Stated goal -
Reproduce each line that includes the word "dello".

Dataset records -
══════

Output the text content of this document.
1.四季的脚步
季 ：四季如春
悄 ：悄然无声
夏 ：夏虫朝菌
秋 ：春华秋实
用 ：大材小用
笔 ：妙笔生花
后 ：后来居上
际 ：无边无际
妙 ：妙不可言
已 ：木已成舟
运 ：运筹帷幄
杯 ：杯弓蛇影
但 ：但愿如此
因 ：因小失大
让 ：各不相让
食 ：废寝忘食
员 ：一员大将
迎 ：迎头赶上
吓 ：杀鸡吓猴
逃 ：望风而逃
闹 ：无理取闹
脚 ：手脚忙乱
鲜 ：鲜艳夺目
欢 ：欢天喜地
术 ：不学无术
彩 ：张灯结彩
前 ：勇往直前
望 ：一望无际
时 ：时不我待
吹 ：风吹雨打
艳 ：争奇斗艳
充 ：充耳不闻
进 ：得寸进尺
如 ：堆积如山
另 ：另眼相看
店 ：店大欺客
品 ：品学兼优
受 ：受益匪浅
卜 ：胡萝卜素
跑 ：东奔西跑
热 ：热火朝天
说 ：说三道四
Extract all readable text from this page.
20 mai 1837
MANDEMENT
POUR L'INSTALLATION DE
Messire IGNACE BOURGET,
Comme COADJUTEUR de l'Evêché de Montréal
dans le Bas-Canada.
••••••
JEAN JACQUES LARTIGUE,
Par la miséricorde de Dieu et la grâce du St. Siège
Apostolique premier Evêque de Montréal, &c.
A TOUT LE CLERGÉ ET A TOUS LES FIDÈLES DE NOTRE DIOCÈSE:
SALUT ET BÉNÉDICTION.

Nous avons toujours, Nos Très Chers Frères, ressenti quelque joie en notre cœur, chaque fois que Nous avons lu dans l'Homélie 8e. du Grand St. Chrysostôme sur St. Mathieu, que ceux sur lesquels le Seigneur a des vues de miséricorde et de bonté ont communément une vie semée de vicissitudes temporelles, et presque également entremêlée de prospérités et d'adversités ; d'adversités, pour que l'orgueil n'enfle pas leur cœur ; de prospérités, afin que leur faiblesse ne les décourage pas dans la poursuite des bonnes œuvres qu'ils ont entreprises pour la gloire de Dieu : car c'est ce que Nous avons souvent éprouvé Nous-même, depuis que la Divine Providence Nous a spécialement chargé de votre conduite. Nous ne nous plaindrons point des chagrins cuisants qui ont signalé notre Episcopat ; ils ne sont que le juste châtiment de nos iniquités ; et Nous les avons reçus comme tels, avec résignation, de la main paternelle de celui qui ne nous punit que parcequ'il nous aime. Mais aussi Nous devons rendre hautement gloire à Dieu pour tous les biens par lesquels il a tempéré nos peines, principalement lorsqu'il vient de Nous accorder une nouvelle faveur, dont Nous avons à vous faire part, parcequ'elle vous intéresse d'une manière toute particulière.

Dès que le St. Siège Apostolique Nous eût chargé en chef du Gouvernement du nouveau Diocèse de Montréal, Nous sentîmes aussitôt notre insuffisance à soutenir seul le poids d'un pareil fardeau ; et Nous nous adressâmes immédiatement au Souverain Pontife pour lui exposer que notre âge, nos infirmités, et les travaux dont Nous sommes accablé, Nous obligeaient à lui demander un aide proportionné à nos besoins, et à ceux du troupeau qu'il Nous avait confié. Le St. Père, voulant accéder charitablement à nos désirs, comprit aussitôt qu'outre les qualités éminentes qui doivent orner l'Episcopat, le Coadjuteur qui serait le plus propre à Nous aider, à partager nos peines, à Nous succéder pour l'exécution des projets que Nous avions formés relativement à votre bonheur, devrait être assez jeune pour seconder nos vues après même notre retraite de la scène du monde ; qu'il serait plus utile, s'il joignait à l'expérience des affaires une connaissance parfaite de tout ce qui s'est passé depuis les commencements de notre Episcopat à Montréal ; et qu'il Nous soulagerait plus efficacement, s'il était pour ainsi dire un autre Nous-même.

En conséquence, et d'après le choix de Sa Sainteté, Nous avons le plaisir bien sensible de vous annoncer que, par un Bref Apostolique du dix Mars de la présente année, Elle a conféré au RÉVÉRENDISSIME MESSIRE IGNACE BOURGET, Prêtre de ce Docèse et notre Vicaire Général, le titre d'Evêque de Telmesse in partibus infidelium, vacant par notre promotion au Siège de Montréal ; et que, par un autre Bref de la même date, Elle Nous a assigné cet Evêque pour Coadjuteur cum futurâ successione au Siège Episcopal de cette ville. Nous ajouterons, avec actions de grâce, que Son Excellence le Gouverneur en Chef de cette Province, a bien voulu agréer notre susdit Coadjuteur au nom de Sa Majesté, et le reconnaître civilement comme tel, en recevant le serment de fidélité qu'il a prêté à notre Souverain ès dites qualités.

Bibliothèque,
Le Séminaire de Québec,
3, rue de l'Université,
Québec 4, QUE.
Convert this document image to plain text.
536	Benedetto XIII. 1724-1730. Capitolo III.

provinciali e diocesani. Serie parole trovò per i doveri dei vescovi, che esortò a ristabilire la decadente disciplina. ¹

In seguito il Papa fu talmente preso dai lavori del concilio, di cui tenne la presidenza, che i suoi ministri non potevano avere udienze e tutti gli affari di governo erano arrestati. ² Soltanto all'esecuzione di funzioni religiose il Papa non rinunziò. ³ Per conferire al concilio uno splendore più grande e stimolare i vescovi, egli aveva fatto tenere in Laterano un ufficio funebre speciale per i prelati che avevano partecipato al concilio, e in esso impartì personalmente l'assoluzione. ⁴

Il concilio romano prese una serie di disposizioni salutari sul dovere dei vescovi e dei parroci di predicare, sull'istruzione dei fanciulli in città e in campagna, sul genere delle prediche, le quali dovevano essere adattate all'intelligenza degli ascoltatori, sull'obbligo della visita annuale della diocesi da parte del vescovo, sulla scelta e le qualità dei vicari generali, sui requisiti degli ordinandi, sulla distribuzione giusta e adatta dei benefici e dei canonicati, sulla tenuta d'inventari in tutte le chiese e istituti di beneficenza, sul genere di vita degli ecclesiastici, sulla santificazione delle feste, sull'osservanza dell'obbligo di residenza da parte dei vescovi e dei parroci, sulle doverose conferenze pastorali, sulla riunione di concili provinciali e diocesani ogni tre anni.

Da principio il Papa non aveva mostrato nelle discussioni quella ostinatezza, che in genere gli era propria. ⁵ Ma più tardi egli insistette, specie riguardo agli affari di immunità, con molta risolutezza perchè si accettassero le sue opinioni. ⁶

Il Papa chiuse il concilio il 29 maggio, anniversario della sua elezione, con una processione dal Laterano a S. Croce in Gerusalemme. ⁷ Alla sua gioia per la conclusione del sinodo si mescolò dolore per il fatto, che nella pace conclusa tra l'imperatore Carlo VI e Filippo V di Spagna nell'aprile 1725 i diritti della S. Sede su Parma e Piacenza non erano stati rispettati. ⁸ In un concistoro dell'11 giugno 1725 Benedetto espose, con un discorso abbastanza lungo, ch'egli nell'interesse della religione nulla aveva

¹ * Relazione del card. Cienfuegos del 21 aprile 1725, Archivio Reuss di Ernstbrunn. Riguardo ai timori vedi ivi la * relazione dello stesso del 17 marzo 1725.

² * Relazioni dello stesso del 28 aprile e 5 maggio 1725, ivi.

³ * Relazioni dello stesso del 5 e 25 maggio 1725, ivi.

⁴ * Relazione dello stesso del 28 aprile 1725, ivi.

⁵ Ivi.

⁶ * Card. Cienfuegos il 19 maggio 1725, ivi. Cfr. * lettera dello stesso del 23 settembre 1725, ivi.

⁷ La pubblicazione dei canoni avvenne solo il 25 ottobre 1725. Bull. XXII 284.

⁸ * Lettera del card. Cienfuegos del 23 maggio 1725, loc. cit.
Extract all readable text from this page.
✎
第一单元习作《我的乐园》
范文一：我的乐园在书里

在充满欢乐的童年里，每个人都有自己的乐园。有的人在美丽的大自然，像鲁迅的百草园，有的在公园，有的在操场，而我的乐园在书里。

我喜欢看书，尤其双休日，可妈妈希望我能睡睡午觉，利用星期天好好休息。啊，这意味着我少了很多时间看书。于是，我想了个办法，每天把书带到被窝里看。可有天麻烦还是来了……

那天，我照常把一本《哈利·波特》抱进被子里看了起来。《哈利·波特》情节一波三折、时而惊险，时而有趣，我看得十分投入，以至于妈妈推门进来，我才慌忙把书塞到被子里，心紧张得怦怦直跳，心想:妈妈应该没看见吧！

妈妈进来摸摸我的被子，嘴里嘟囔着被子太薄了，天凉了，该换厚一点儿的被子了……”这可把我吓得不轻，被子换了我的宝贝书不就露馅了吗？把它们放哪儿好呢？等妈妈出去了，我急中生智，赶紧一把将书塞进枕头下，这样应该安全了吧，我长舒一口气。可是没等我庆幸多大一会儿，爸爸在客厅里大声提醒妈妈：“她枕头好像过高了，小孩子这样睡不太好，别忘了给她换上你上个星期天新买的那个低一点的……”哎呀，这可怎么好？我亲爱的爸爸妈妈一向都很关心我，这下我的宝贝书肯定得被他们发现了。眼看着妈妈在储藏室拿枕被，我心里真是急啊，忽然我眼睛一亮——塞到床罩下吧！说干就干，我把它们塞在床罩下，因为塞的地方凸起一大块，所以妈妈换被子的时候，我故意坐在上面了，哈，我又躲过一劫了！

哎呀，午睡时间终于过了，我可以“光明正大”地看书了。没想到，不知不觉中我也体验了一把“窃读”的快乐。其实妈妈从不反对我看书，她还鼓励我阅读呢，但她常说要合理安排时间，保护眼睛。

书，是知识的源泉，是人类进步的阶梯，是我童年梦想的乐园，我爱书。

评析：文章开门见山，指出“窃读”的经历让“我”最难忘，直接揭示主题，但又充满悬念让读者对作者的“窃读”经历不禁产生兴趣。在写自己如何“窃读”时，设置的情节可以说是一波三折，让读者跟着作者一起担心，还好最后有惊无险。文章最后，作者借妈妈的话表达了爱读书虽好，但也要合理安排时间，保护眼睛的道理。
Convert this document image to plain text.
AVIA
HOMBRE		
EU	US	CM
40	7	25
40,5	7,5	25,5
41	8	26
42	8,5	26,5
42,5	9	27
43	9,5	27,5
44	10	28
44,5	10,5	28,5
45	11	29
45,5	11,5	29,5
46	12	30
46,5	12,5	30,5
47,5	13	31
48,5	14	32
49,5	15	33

══════

Full response -
¹ * Relazione del card. Cienfuegos del 21 aprile 1725, Archivio Reuss di Ernstbrunn. Riguardo ai timori vedi ivi la * relazione dello stesso del 17 marzo 1725.
² * Relazioni dello stesso del 28 aprile e 5 maggio 1725, ivi.
³ * Relazioni dello stesso del 5 e 25 maggio 1725, ivi.
⁴ * Relazione dello stesso del 28 aprile 1725, ivi.
⁶ * Card. Cienfuegos il 19 maggio 1725, ivi. Cfr. * lettera dello stesso del 23 settembre 1725, ivi.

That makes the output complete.